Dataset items
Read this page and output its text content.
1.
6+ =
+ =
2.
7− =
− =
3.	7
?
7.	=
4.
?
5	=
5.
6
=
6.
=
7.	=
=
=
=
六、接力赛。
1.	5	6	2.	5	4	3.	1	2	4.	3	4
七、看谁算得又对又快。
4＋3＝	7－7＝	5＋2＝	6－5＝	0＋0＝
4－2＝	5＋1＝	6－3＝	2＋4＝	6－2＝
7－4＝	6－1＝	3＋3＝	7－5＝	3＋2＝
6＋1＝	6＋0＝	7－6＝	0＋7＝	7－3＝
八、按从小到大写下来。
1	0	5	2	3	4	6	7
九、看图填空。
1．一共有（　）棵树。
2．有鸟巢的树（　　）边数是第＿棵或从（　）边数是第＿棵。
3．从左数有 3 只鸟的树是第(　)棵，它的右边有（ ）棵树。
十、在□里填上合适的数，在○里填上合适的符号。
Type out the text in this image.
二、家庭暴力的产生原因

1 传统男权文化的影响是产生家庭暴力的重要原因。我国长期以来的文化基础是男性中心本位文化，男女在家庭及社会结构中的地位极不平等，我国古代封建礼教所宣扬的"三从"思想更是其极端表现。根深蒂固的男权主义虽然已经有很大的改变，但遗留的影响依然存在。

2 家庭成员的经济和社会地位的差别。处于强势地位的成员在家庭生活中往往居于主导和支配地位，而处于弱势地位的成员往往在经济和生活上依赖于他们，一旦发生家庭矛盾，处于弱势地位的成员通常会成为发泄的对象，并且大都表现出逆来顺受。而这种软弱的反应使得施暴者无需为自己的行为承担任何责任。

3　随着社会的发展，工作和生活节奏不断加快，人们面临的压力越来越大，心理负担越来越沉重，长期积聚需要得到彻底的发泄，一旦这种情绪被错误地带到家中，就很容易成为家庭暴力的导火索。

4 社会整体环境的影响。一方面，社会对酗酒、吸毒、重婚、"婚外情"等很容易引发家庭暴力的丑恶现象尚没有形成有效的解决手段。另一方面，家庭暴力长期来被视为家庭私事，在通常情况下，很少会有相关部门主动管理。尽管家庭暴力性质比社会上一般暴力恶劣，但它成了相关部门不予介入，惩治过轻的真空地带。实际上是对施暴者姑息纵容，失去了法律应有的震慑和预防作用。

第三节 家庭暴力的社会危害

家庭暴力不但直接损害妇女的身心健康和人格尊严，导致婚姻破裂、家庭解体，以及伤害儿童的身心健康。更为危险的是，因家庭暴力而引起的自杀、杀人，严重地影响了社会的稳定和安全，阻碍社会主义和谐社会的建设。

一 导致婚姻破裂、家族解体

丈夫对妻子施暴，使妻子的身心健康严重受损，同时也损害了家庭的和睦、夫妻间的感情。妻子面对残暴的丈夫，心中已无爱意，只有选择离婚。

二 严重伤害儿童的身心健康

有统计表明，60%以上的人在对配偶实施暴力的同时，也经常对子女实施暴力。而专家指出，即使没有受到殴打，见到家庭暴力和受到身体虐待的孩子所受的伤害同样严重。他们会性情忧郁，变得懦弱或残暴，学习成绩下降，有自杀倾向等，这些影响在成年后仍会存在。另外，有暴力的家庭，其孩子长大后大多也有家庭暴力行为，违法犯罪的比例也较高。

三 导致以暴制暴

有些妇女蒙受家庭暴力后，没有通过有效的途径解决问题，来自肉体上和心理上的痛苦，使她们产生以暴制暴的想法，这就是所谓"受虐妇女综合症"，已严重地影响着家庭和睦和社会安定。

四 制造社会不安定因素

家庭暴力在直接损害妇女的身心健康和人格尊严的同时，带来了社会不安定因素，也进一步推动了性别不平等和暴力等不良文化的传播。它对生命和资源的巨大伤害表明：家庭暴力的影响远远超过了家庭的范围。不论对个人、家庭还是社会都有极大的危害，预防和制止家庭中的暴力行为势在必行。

## OBJECTIVE
Show all lines from the records above where the word "text" occurs.

## EXERCISE RESULT
Read this page and output its text content.
Type out the text in this image.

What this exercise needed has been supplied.